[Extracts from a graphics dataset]
-- BEGIN --

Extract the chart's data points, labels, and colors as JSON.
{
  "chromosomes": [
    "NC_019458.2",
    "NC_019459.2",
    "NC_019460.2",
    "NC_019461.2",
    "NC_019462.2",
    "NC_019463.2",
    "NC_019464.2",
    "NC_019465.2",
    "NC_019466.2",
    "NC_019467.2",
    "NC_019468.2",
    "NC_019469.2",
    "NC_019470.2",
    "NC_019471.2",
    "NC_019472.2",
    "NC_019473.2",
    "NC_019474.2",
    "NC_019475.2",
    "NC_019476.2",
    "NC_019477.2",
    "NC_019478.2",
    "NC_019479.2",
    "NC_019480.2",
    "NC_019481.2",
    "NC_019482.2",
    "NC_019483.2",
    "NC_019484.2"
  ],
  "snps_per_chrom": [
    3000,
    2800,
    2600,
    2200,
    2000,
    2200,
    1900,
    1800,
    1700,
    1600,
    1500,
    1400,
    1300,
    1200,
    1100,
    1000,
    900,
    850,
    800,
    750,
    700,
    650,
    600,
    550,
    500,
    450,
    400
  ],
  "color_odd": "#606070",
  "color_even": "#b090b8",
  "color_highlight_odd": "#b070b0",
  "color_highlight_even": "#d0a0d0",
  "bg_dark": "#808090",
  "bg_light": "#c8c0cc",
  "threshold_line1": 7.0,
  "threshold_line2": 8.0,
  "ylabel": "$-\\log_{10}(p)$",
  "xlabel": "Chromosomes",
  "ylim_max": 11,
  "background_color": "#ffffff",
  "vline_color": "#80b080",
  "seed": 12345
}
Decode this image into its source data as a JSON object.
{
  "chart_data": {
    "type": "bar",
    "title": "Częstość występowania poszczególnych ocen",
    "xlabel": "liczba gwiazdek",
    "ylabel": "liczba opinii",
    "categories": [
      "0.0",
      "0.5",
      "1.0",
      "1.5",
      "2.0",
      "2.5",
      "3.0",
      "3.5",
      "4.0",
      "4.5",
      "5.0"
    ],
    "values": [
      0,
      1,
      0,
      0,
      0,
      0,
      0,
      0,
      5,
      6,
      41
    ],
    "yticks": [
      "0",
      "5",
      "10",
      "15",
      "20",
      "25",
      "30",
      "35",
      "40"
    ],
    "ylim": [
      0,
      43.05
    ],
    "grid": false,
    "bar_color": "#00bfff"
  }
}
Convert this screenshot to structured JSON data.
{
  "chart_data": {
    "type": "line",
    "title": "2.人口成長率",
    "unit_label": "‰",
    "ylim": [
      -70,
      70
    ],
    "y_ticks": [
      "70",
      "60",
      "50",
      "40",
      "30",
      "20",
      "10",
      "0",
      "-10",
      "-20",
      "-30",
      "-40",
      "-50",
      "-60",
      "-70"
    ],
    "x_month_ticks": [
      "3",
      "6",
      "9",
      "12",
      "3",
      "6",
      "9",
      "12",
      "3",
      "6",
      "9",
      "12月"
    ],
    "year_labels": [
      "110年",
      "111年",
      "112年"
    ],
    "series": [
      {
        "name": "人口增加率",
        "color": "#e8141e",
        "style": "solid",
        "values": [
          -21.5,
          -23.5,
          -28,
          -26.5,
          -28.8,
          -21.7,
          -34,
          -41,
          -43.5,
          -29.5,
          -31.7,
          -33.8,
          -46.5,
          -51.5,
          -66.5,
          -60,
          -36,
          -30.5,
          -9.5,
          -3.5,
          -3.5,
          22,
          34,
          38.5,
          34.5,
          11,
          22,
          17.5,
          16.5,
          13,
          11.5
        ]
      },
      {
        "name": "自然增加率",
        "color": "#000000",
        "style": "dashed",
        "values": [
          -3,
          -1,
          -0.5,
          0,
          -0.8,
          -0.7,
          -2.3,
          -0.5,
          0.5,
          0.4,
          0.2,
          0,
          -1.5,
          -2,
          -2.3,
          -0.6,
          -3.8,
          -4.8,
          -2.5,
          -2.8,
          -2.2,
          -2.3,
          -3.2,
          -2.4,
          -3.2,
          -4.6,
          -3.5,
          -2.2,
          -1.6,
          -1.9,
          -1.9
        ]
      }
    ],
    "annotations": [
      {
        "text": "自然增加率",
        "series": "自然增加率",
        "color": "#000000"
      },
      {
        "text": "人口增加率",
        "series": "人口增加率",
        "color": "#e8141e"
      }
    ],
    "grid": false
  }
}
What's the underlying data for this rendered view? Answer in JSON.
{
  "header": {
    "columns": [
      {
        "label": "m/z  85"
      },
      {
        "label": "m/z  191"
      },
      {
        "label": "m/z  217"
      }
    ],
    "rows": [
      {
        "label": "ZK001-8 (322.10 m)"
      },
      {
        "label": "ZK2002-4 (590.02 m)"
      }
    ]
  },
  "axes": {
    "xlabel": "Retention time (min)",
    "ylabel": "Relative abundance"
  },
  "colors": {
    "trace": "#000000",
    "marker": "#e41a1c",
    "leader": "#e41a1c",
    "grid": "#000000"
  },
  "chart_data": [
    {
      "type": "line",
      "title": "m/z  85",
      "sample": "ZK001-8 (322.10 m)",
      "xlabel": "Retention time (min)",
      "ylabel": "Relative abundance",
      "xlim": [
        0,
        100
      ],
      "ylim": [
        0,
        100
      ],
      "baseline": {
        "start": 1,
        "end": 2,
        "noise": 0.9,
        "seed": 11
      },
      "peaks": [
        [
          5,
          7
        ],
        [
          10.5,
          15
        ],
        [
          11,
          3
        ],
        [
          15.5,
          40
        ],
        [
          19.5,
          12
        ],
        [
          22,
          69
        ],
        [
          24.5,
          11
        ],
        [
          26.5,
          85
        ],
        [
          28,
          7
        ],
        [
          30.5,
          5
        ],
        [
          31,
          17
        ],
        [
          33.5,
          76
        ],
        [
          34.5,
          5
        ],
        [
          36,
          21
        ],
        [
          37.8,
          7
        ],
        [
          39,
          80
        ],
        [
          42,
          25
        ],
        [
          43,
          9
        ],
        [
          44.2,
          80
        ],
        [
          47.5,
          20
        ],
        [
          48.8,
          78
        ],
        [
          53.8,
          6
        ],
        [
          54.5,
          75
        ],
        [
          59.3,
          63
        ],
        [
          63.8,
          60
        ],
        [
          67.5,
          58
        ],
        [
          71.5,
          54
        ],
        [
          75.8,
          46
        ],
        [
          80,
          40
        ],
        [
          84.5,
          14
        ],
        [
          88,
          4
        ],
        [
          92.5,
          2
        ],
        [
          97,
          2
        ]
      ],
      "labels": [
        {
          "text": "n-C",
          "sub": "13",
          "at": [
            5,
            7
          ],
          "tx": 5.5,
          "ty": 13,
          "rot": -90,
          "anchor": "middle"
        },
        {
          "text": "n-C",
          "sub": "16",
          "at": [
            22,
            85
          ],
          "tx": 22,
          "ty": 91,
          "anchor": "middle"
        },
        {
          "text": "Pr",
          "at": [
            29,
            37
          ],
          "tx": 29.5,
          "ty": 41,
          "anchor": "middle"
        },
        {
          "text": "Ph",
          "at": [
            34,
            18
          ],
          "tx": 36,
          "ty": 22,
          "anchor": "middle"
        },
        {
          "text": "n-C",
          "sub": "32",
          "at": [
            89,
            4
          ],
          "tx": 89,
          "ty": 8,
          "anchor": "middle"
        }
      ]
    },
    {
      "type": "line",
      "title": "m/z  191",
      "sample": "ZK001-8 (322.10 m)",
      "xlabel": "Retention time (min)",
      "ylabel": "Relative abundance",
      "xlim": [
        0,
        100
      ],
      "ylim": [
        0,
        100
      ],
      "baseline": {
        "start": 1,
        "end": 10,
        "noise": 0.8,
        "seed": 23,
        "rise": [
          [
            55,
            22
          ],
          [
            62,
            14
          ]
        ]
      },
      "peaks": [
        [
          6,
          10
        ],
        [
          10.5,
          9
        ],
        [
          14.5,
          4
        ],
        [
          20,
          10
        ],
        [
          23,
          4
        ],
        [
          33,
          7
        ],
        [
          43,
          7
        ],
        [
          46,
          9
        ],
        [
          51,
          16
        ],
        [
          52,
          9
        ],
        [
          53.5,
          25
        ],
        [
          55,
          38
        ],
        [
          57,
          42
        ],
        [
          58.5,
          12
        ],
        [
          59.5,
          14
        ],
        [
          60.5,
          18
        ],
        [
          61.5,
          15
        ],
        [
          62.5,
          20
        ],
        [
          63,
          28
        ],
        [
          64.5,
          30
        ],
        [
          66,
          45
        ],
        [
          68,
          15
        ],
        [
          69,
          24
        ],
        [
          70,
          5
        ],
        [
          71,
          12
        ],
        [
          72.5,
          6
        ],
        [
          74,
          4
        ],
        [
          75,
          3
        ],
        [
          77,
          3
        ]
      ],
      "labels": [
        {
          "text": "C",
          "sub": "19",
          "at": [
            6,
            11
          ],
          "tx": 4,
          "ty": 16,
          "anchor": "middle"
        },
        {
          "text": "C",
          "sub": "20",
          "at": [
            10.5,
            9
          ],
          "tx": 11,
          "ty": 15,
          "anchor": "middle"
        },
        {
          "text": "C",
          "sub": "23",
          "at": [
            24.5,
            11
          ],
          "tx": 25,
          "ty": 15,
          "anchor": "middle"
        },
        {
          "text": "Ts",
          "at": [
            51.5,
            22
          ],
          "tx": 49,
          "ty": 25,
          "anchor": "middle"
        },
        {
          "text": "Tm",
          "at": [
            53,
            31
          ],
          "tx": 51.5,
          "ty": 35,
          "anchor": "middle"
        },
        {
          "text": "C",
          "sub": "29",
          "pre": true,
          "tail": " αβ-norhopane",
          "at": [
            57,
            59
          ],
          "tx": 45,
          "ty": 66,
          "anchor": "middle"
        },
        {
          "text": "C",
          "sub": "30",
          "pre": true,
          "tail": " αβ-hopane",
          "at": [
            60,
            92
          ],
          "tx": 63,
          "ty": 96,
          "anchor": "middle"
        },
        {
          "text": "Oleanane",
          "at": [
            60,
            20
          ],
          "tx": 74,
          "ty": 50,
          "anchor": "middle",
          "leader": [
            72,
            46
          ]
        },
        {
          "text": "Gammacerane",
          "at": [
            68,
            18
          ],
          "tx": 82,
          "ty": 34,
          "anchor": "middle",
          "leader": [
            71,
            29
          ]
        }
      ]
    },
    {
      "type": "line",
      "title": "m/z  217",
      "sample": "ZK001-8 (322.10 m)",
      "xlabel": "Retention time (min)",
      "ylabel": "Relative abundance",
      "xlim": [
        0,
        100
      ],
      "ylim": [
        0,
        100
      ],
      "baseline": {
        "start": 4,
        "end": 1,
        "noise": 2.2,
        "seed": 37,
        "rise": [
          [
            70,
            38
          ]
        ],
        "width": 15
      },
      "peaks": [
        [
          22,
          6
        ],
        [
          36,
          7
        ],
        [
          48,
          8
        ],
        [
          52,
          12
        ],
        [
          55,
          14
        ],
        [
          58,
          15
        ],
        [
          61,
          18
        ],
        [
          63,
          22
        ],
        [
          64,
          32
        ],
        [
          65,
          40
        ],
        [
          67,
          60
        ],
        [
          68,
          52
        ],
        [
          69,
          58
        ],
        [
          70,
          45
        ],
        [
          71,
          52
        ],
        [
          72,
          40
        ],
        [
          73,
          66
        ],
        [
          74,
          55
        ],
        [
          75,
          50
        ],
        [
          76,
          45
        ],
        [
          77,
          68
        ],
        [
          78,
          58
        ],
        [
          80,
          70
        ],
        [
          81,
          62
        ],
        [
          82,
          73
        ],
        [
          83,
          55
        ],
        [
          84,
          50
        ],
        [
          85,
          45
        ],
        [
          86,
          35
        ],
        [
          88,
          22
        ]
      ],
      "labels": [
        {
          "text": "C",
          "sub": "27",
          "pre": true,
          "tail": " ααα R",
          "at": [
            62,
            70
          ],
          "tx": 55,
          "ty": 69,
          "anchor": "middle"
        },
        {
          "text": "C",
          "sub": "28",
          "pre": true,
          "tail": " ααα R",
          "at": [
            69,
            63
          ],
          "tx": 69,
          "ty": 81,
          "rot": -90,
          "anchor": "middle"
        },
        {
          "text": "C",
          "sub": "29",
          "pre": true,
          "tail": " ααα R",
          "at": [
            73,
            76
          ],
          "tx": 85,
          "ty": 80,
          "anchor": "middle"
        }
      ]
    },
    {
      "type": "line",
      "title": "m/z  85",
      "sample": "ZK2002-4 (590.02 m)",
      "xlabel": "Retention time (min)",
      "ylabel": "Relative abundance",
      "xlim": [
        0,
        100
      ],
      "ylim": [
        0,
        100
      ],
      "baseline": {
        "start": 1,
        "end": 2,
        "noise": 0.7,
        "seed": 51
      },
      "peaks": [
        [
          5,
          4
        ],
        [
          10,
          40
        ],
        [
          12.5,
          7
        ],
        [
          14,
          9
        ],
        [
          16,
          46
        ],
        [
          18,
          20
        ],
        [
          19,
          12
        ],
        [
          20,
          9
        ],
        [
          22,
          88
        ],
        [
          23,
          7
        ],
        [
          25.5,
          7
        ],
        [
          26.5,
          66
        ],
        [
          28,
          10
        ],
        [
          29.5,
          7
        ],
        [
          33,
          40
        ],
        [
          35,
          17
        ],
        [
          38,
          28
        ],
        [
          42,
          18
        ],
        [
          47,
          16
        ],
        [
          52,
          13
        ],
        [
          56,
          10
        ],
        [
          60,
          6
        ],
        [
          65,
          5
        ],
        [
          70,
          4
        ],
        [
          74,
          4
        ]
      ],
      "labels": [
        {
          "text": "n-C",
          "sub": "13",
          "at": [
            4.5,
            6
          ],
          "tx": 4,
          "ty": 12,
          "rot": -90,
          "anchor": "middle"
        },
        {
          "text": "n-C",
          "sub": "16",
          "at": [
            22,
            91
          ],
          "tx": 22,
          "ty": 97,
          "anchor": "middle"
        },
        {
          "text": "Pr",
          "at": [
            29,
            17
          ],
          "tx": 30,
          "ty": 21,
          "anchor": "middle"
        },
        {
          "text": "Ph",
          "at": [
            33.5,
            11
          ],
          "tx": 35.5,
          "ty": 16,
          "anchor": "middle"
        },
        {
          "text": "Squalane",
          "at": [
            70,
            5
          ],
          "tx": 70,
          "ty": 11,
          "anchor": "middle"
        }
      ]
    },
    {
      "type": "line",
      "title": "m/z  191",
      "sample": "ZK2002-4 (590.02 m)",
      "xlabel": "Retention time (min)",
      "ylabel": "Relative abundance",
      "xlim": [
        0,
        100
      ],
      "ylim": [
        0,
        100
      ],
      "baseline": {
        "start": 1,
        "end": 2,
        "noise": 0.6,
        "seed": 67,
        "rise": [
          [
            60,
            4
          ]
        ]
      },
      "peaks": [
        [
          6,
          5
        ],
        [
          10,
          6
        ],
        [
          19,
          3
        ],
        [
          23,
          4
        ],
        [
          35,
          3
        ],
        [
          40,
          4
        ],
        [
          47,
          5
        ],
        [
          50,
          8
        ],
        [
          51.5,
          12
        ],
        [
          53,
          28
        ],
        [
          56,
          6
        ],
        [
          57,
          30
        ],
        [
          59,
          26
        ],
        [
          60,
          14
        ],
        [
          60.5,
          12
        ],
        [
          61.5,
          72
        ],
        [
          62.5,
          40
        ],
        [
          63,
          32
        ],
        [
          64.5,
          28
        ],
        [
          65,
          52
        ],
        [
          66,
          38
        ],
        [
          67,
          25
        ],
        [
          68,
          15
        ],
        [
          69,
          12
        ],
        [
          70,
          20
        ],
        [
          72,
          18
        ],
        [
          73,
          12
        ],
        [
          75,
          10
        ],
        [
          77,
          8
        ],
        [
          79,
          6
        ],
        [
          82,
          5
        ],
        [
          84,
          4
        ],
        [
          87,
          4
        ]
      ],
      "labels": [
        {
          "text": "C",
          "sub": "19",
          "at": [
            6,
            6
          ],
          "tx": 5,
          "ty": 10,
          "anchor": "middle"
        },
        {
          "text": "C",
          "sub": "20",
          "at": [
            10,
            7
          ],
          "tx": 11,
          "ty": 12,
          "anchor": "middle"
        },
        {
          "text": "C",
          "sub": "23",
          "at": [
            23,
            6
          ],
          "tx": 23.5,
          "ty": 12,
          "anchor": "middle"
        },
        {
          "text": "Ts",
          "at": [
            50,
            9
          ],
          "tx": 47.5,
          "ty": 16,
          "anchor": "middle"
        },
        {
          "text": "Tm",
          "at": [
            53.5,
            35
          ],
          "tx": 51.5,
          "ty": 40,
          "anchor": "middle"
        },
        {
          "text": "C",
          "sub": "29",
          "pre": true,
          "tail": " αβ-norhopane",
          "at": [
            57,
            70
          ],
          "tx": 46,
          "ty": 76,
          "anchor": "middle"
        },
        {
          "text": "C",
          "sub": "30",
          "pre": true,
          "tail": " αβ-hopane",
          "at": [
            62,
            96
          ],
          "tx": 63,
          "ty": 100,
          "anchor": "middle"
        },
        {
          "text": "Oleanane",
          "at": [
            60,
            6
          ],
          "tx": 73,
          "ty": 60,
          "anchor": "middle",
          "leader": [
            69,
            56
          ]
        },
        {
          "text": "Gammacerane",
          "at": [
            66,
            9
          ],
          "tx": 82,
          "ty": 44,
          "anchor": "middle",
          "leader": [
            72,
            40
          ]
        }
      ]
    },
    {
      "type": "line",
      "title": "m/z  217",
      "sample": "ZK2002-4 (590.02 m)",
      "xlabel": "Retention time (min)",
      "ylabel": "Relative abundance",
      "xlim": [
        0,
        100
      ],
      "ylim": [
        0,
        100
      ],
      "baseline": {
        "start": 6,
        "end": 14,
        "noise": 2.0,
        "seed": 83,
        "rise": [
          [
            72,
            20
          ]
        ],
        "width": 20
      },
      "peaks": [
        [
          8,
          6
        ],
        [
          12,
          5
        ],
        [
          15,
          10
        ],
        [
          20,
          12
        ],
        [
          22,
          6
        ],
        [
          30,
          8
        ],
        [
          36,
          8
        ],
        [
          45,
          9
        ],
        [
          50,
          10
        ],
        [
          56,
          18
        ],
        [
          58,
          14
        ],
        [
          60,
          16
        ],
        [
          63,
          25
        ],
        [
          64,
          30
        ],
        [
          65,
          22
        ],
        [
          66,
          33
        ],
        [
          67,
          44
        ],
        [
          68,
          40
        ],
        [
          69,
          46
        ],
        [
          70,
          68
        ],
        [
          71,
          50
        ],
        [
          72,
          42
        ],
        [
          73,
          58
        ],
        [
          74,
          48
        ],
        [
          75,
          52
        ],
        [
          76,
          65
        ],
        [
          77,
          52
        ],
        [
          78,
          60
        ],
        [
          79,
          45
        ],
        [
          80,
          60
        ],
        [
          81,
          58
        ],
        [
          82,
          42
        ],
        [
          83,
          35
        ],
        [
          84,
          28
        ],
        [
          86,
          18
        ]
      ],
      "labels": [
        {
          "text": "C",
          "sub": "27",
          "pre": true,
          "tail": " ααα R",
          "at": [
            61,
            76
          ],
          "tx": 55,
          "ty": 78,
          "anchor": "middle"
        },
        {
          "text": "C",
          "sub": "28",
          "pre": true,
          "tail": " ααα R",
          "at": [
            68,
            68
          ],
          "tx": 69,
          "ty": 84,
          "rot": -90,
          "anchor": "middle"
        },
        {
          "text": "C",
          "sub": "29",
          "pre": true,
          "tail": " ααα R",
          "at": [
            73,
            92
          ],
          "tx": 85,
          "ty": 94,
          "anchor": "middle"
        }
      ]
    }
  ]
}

-- END --

(AIM)
What is the number of lines above that contain the string "seed"? Answer with the number alone.

(FULL ANSWER)
7